**What you will do**. Reproduce every entry exactly, without alteration.

**Material provided**.
━━━━━━━━━━━━━━━━━━━━

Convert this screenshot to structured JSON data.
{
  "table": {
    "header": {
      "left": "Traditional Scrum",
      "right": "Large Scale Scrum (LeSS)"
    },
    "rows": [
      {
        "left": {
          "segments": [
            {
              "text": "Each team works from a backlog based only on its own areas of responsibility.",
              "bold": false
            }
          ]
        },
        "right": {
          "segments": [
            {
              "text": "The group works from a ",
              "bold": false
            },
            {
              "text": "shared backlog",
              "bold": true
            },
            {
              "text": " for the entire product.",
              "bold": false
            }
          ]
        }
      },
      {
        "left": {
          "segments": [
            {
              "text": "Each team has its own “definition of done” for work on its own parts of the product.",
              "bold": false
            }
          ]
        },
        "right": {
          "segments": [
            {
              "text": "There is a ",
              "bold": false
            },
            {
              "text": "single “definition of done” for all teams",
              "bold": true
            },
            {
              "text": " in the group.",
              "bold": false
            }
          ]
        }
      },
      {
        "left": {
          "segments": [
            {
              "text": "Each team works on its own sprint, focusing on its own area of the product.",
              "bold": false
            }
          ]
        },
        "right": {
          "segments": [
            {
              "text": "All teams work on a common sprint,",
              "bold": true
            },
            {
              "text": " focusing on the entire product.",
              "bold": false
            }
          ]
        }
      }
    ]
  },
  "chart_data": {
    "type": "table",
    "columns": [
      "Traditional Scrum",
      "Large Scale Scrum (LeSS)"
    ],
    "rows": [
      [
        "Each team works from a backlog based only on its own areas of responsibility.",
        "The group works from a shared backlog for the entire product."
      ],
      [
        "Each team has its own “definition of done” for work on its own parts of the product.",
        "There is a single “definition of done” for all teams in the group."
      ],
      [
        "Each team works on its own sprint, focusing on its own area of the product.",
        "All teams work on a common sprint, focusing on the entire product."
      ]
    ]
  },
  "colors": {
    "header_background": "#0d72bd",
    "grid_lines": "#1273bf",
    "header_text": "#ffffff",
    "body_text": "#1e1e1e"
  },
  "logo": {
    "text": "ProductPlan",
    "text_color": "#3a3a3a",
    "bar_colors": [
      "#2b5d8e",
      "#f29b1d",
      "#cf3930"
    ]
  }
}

━━━━━━━━━━━━━━━━━━━━

**Task result**.
Convert this screenshot to structured JSON data.
{
  "table": {
    "header": {
      "left": "Traditional Scrum",
      "right": "Large Scale Scrum (LeSS)"
    },
    "rows": [
      {
        "left": {
          "segments": [
            {
              "text": "Each team works from a backlog based only on its own areas of responsibility.",
              "bold": false
            }
          ]
        },
        "right": {
          "segments": [
            {
              "text": "The group works from a ",
              "bold": false
            },
            {
              "text": "shared backlog",
              "bold": true
            },
            {
              "text": " for the entire product.",
              "bold": false
            }
          ]
        }
      },
      {
        "left": {
          "segments": [
            {
              "text": "Each team has its own “definition of done” for work on its own parts of the product.",
              "bold": false
            }
          ]
        },
        "right": {
          "segments": [
            {
              "text": "There is a ",
              "bold": false
            },
            {
              "text": "single “definition of done” for all teams",
              "bold": true
            },
            {
              "text": " in the group.",
              "bold": false
            }
          ]
        }
      },
      {
        "left": {
          "segments": [
            {
              "text": "Each team works on its own sprint, focusing on its own area of the product.",
              "bold": false
            }
          ]
        },
        "right": {
          "segments": [
            {
              "text": "All teams work on a common sprint,",
              "bold": true
            },
            {
              "text": " focusing on the entire product.",
              "bold": false
            }
          ]
        }
      }
    ]
  },
  "chart_data": {
    "type": "table",
    "columns": [
      "Traditional Scrum",
      "Large Scale Scrum (LeSS)"
    ],
    "rows": [
      [
        "Each team works from a backlog based only on its own areas of responsibility.",
        "The group works from a shared backlog for the entire product."
      ],
      [
        "Each team has its own “definition of done” for work on its own parts of the product.",
        "There is a single “definition of done” for all teams in the group."
      ],
      [
        "Each team works on its own sprint, focusing on its own area of the product.",
        "All teams work on a common sprint, focusing on the entire product."
      ]
    ]
  },
  "colors": {
    "header_background": "#0d72bd",
    "grid_lines": "#1273bf",
    "header_text": "#ffffff",
    "body_text": "#1e1e1e"
  },
  "logo": {
    "text": "ProductPlan",
    "text_color": "#3a3a3a",
    "bar_colors": [
      "#2b5d8e",
      "#f29b1d",
      "#cf3930"
    ]
  }
}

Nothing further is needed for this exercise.